SOURCE DATA:
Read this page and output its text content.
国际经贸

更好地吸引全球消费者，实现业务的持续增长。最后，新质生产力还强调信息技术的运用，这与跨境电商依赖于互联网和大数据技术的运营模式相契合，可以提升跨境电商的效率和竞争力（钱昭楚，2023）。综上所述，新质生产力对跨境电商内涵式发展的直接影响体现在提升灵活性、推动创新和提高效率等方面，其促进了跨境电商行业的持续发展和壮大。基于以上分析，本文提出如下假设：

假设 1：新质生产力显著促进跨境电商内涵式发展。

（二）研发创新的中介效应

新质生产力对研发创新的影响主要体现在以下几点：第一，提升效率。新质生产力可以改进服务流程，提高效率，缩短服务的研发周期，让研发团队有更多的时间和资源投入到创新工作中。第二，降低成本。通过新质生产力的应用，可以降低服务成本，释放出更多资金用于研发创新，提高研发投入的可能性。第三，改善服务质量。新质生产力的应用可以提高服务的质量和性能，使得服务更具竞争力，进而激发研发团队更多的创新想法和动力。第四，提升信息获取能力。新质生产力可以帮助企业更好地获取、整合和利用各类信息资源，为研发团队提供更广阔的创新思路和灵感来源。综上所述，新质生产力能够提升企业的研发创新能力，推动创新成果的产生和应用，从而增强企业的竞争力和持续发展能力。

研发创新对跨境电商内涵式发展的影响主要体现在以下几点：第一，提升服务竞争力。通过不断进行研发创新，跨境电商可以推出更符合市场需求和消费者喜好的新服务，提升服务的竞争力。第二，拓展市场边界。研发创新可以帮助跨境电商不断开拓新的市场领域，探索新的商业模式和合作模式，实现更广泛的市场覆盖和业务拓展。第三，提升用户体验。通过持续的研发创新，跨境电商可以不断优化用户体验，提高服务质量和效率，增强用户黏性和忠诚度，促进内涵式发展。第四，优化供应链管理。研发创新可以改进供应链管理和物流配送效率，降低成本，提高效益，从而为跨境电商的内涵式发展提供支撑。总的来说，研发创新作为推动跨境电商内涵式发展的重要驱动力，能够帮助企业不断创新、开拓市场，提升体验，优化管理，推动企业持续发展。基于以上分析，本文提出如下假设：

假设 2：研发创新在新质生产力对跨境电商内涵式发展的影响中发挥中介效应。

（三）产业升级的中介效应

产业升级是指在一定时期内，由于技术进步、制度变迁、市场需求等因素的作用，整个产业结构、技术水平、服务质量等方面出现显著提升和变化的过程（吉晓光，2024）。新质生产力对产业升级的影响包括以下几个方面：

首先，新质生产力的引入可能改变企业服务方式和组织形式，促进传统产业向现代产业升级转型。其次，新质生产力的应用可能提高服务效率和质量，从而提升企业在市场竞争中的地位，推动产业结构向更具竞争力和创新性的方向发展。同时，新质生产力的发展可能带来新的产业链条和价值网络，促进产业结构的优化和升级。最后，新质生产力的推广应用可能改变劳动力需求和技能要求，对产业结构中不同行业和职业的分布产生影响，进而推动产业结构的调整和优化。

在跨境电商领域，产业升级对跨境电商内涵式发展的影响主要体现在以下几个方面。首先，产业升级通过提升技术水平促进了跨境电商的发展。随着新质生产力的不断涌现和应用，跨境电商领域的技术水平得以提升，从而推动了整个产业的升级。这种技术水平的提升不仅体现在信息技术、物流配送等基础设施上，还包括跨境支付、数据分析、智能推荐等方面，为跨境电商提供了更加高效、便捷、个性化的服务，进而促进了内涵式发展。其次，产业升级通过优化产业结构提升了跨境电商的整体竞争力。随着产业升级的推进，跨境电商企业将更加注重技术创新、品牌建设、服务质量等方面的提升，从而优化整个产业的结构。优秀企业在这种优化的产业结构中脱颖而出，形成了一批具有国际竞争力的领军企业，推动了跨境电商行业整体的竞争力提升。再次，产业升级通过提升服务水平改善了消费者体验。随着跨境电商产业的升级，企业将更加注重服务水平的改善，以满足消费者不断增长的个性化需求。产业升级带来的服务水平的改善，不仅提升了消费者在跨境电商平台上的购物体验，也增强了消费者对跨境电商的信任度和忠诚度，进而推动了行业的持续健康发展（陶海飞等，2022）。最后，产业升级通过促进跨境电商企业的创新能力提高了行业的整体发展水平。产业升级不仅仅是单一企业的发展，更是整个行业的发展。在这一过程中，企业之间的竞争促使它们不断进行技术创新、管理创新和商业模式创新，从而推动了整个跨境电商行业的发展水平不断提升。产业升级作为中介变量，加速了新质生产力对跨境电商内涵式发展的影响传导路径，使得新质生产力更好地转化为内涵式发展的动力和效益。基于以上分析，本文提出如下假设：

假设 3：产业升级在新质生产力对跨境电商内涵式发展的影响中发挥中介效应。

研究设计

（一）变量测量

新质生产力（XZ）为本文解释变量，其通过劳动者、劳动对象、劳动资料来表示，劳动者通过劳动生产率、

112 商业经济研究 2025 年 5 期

REQUIRED TASK:
Write every line of the material above again, exactly.

TASK OUTPUT:
Read this page and output its text content.
国际经贸

更好地吸引全球消费者，实现业务的持续增长。最后，新质生产力还强调信息技术的运用，这与跨境电商依赖于互联网和大数据技术的运营模式相契合，可以提升跨境电商的效率和竞争力（钱昭楚，2023）。综上所述，新质生产力对跨境电商内涵式发展的直接影响体现在提升灵活性、推动创新和提高效率等方面，其促进了跨境电商行业的持续发展和壮大。基于以上分析，本文提出如下假设：

假设 1：新质生产力显著促进跨境电商内涵式发展。

（二）研发创新的中介效应

新质生产力对研发创新的影响主要体现在以下几点：第一，提升效率。新质生产力可以改进服务流程，提高效率，缩短服务的研发周期，让研发团队有更多的时间和资源投入到创新工作中。第二，降低成本。通过新质生产力的应用，可以降低服务成本，释放出更多资金用于研发创新，提高研发投入的可能性。第三，改善服务质量。新质生产力的应用可以提高服务的质量和性能，使得服务更具竞争力，进而激发研发团队更多的创新想法和动力。第四，提升信息获取能力。新质生产力可以帮助企业更好地获取、整合和利用各类信息资源，为研发团队提供更广阔的创新思路和灵感来源。综上所述，新质生产力能够提升企业的研发创新能力，推动创新成果的产生和应用，从而增强企业的竞争力和持续发展能力。

研发创新对跨境电商内涵式发展的影响主要体现在以下几点：第一，提升服务竞争力。通过不断进行研发创新，跨境电商可以推出更符合市场需求和消费者喜好的新服务，提升服务的竞争力。第二，拓展市场边界。研发创新可以帮助跨境电商不断开拓新的市场领域，探索新的商业模式和合作模式，实现更广泛的市场覆盖和业务拓展。第三，提升用户体验。通过持续的研发创新，跨境电商可以不断优化用户体验，提高服务质量和效率，增强用户黏性和忠诚度，促进内涵式发展。第四，优化供应链管理。研发创新可以改进供应链管理和物流配送效率，降低成本，提高效益，从而为跨境电商的内涵式发展提供支撑。总的来说，研发创新作为推动跨境电商内涵式发展的重要驱动力，能够帮助企业不断创新、开拓市场，提升体验，优化管理，推动企业持续发展。基于以上分析，本文提出如下假设：

假设 2：研发创新在新质生产力对跨境电商内涵式发展的影响中发挥中介效应。

（三）产业升级的中介效应

产业升级是指在一定时期内，由于技术进步、制度变迁、市场需求等因素的作用，整个产业结构、技术水平、服务质量等方面出现显著提升和变化的过程（吉晓光，2024）。新质生产力对产业升级的影响包括以下几个方面：

首先，新质生产力的引入可能改变企业服务方式和组织形式，促进传统产业向现代产业升级转型。其次，新质生产力的应用可能提高服务效率和质量，从而提升企业在市场竞争中的地位，推动产业结构向更具竞争力和创新性的方向发展。同时，新质生产力的发展可能带来新的产业链条和价值网络，促进产业结构的优化和升级。最后，新质生产力的推广应用可能改变劳动力需求和技能要求，对产业结构中不同行业和职业的分布产生影响，进而推动产业结构的调整和优化。

在跨境电商领域，产业升级对跨境电商内涵式发展的影响主要体现在以下几个方面。首先，产业升级通过提升技术水平促进了跨境电商的发展。随着新质生产力的不断涌现和应用，跨境电商领域的技术水平得以提升，从而推动了整个产业的升级。这种技术水平的提升不仅体现在信息技术、物流配送等基础设施上，还包括跨境支付、数据分析、智能推荐等方面，为跨境电商提供了更加高效、便捷、个性化的服务，进而促进了内涵式发展。其次，产业升级通过优化产业结构提升了跨境电商的整体竞争力。随着产业升级的推进，跨境电商企业将更加注重技术创新、品牌建设、服务质量等方面的提升，从而优化整个产业的结构。优秀企业在这种优化的产业结构中脱颖而出，形成了一批具有国际竞争力的领军企业，推动了跨境电商行业整体的竞争力提升。再次，产业升级通过提升服务水平改善了消费者体验。随着跨境电商产业的升级，企业将更加注重服务水平的改善，以满足消费者不断增长的个性化需求。产业升级带来的服务水平的改善，不仅提升了消费者在跨境电商平台上的购物体验，也增强了消费者对跨境电商的信任度和忠诚度，进而推动了行业的持续健康发展（陶海飞等，2022）。最后，产业升级通过促进跨境电商企业的创新能力提高了行业的整体发展水平。产业升级不仅仅是单一企业的发展，更是整个行业的发展。在这一过程中，企业之间的竞争促使它们不断进行技术创新、管理创新和商业模式创新，从而推动了整个跨境电商行业的发展水平不断提升。产业升级作为中介变量，加速了新质生产力对跨境电商内涵式发展的影响传导路径，使得新质生产力更好地转化为内涵式发展的动力和效益。基于以上分析，本文提出如下假设：

假设 3：产业升级在新质生产力对跨境电商内涵式发展的影响中发挥中介效应。

研究设计

（一）变量测量

新质生产力（XZ）为本文解释变量，其通过劳动者、劳动对象、劳动资料来表示，劳动者通过劳动生产率、

112 商业经济研究 2025 年 5 期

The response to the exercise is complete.